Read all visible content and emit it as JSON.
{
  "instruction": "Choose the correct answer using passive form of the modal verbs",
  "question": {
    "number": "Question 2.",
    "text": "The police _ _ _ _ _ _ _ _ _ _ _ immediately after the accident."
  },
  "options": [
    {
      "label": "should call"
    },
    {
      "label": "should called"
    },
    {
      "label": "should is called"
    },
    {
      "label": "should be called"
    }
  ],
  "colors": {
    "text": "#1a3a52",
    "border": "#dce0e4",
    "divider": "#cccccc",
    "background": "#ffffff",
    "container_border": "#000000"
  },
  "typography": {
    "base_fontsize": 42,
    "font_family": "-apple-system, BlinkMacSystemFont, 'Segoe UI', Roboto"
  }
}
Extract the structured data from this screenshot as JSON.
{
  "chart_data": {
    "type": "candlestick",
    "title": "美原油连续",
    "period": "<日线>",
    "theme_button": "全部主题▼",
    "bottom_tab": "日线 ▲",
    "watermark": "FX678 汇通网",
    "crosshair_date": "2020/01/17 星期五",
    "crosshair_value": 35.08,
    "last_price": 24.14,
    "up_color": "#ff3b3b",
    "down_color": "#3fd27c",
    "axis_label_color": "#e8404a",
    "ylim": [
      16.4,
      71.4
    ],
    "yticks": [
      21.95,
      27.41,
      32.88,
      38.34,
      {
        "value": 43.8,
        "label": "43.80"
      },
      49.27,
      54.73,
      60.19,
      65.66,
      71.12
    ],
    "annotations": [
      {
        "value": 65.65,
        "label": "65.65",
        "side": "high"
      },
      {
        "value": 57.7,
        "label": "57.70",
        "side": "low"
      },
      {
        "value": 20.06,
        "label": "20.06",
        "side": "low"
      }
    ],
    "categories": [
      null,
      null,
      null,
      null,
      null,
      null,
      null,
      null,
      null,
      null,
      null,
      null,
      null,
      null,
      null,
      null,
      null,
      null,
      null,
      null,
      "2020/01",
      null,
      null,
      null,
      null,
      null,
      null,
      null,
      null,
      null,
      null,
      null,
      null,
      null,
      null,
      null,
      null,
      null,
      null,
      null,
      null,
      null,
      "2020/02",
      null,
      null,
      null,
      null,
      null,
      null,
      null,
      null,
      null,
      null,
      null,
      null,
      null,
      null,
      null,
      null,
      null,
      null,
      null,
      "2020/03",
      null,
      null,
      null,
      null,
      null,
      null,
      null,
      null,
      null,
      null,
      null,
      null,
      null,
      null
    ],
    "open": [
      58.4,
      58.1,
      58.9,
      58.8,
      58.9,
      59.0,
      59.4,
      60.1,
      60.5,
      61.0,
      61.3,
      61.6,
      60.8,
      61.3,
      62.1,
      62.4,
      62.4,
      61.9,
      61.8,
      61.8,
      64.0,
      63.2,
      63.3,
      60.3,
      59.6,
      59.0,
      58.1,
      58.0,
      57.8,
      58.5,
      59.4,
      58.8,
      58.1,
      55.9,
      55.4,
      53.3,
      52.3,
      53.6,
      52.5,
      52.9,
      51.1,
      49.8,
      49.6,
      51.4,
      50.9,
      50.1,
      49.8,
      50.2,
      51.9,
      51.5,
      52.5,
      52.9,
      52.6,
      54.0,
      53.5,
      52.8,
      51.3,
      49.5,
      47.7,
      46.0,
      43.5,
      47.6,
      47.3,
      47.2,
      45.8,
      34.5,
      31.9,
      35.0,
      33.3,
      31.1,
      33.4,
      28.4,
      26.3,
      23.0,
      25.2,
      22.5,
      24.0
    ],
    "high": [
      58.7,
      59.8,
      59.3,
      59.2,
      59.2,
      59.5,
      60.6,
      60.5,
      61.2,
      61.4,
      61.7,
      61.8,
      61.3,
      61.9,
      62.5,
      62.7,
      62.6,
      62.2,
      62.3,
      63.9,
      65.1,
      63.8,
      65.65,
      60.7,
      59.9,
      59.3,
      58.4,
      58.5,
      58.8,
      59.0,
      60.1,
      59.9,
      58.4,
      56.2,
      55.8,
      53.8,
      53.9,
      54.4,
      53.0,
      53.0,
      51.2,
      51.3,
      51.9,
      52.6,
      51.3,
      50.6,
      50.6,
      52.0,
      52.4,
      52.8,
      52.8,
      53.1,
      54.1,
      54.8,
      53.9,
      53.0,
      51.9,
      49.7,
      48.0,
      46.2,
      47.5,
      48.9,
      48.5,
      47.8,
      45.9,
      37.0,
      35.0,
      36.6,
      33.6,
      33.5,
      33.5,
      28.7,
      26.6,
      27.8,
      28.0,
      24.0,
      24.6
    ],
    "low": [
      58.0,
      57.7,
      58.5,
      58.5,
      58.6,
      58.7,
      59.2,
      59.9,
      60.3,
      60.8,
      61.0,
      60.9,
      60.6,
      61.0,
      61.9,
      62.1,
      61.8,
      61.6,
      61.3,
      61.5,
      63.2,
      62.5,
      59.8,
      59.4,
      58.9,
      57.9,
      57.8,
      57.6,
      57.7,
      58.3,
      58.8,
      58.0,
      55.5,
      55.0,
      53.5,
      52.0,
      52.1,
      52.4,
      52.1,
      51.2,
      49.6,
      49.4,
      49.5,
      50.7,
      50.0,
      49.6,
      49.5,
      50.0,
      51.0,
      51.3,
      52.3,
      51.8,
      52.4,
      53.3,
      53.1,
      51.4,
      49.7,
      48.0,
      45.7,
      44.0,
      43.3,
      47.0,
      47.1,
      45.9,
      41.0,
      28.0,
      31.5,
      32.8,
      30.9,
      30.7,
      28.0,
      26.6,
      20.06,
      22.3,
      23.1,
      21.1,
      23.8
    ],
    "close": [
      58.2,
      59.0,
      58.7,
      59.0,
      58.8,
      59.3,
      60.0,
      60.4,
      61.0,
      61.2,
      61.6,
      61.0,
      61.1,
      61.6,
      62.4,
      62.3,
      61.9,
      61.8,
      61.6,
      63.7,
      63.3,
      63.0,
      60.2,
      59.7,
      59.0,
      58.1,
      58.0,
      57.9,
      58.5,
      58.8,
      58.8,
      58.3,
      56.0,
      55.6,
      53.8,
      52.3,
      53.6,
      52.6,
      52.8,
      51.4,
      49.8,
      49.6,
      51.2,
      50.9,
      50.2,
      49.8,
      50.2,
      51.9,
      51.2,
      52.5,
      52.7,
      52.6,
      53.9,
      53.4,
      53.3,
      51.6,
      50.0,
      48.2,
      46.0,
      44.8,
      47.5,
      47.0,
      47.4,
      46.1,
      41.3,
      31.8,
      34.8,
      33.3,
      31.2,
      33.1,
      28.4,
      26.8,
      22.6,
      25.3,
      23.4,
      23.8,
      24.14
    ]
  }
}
◆ ◆ ◆ ◆ ◆ ◆ ◆
Repeat the listing in full, keeping every line exactly as it is.

Read all visible content and emit it as JSON.
{
  "instruction": "Choose the correct answer using passive form of the modal verbs",
  "question": {
    "number": "Question 2.",
    "text": "The police _ _ _ _ _ _ _ _ _ _ _ immediately after the accident."
  },
  "options": [
    {
      "label": "should call"
    },
    {
      "label": "should called"
    },
    {
      "label": "should is called"
    },
    {
      "label": "should be called"
    }
  ],
  "colors": {
    "text": "#1a3a52",
    "border": "#dce0e4",
    "divider": "#cccccc",
    "background": "#ffffff",
    "container_border": "#000000"
  },
  "typography": {
    "base_fontsize": 42,
    "font_family": "-apple-system, BlinkMacSystemFont, 'Segoe UI', Roboto"
  }
}
Extract the structured data from this screenshot as JSON.
{
  "chart_data": {
    "type": "candlestick",
    "title": "美原油连续",
    "period": "<日线>",
    "theme_button": "全部主题▼",
    "bottom_tab": "日线 ▲",
    "watermark": "FX678 汇通网",
    "crosshair_date": "2020/01/17 星期五",
    "crosshair_value": 35.08,
    "last_price": 24.14,
    "up_color": "#ff3b3b",
    "down_color": "#3fd27c",
    "axis_label_color": "#e8404a",
    "ylim": [
      16.4,
      71.4
    ],
    "yticks": [
      21.95,
      27.41,
      32.88,
      38.34,
      {
        "value": 43.8,
        "label": "43.80"
      },
      49.27,
      54.73,
      60.19,
      65.66,
      71.12
    ],
    "annotations": [
      {
        "value": 65.65,
        "label": "65.65",
        "side": "high"
      },
      {
        "value": 57.7,
        "label": "57.70",
        "side": "low"
      },
      {
        "value": 20.06,
        "label": "20.06",
        "side": "low"
      }
    ],
    "categories": [
      null,
      null,
      null,
      null,
      null,
      null,
      null,
      null,
      null,
      null,
      null,
      null,
      null,
      null,
      null,
      null,
      null,
      null,
      null,
      null,
      "2020/01",
      null,
      null,
      null,
      null,
      null,
      null,
      null,
      null,
      null,
      null,
      null,
      null,
      null,
      null,
      null,
      null,
      null,
      null,
      null,
      null,
      null,
      "2020/02",
      null,
      null,
      null,
      null,
      null,
      null,
      null,
      null,
      null,
      null,
      null,
      null,
      null,
      null,
      null,
      null,
      null,
      null,
      null,
      "2020/03",
      null,
      null,
      null,
      null,
      null,
      null,
      null,
      null,
      null,
      null,
      null,
      null,
      null,
      null
    ],
    "open": [
      58.4,
      58.1,
      58.9,
      58.8,
      58.9,
      59.0,
      59.4,
      60.1,
      60.5,
      61.0,
      61.3,
      61.6,
      60.8,
      61.3,
      62.1,
      62.4,
      62.4,
      61.9,
      61.8,
      61.8,
      64.0,
      63.2,
      63.3,
      60.3,
      59.6,
      59.0,
      58.1,
      58.0,
      57.8,
      58.5,
      59.4,
      58.8,
      58.1,
      55.9,
      55.4,
      53.3,
      52.3,
      53.6,
      52.5,
      52.9,
      51.1,
      49.8,
      49.6,
      51.4,
      50.9,
      50.1,
      49.8,
      50.2,
      51.9,
      51.5,
      52.5,
      52.9,
      52.6,
      54.0,
      53.5,
      52.8,
      51.3,
      49.5,
      47.7,
      46.0,
      43.5,
      47.6,
      47.3,
      47.2,
      45.8,
      34.5,
      31.9,
      35.0,
      33.3,
      31.1,
      33.4,
      28.4,
      26.3,
      23.0,
      25.2,
      22.5,
      24.0
    ],
    "high": [
      58.7,
      59.8,
      59.3,
      59.2,
      59.2,
      59.5,
      60.6,
      60.5,
      61.2,
      61.4,
      61.7,
      61.8,
      61.3,
      61.9,
      62.5,
      62.7,
      62.6,
      62.2,
      62.3,
      63.9,
      65.1,
      63.8,
      65.65,
      60.7,
      59.9,
      59.3,
      58.4,
      58.5,
      58.8,
      59.0,
      60.1,
      59.9,
      58.4,
      56.2,
      55.8,
      53.8,
      53.9,
      54.4,
      53.0,
      53.0,
      51.2,
      51.3,
      51.9,
      52.6,
      51.3,
      50.6,
      50.6,
      52.0,
      52.4,
      52.8,
      52.8,
      53.1,
      54.1,
      54.8,
      53.9,
      53.0,
      51.9,
      49.7,
      48.0,
      46.2,
      47.5,
      48.9,
      48.5,
      47.8,
      45.9,
      37.0,
      35.0,
      36.6,
      33.6,
      33.5,
      33.5,
      28.7,
      26.6,
      27.8,
      28.0,
      24.0,
      24.6
    ],
    "low": [
      58.0,
      57.7,
      58.5,
      58.5,
      58.6,
      58.7,
      59.2,
      59.9,
      60.3,
      60.8,
      61.0,
      60.9,
      60.6,
      61.0,
      61.9,
      62.1,
      61.8,
      61.6,
      61.3,
      61.5,
      63.2,
      62.5,
      59.8,
      59.4,
      58.9,
      57.9,
      57.8,
      57.6,
      57.7,
      58.3,
      58.8,
      58.0,
      55.5,
      55.0,
      53.5,
      52.0,
      52.1,
      52.4,
      52.1,
      51.2,
      49.6,
      49.4,
      49.5,
      50.7,
      50.0,
      49.6,
      49.5,
      50.0,
      51.0,
      51.3,
      52.3,
      51.8,
      52.4,
      53.3,
      53.1,
      51.4,
      49.7,
      48.0,
      45.7,
      44.0,
      43.3,
      47.0,
      47.1,
      45.9,
      41.0,
      28.0,
      31.5,
      32.8,
      30.9,
      30.7,
      28.0,
      26.6,
      20.06,
      22.3,
      23.1,
      21.1,
      23.8
    ],
    "close": [
      58.2,
      59.0,
      58.7,
      59.0,
      58.8,
      59.3,
      60.0,
      60.4,
      61.0,
      61.2,
      61.6,
      61.0,
      61.1,
      61.6,
      62.4,
      62.3,
      61.9,
      61.8,
      61.6,
      63.7,
      63.3,
      63.0,
      60.2,
      59.7,
      59.0,
      58.1,
      58.0,
      57.9,
      58.5,
      58.8,
      58.8,
      58.3,
      56.0,
      55.6,
      53.8,
      52.3,
      53.6,
      52.6,
      52.8,
      51.4,
      49.8,
      49.6,
      51.2,
      50.9,
      50.2,
      49.8,
      50.2,
      51.9,
      51.2,
      52.5,
      52.7,
      52.6,
      53.9,
      53.4,
      53.3,
      51.6,
      50.0,
      48.2,
      46.0,
      44.8,
      47.5,
      47.0,
      47.4,
      46.1,
      41.3,
      31.8,
      34.8,
      33.3,
      31.2,
      33.1,
      28.4,
      26.8,
      22.6,
      25.3,
      23.4,
      23.8,
      24.14
    ]
  }
}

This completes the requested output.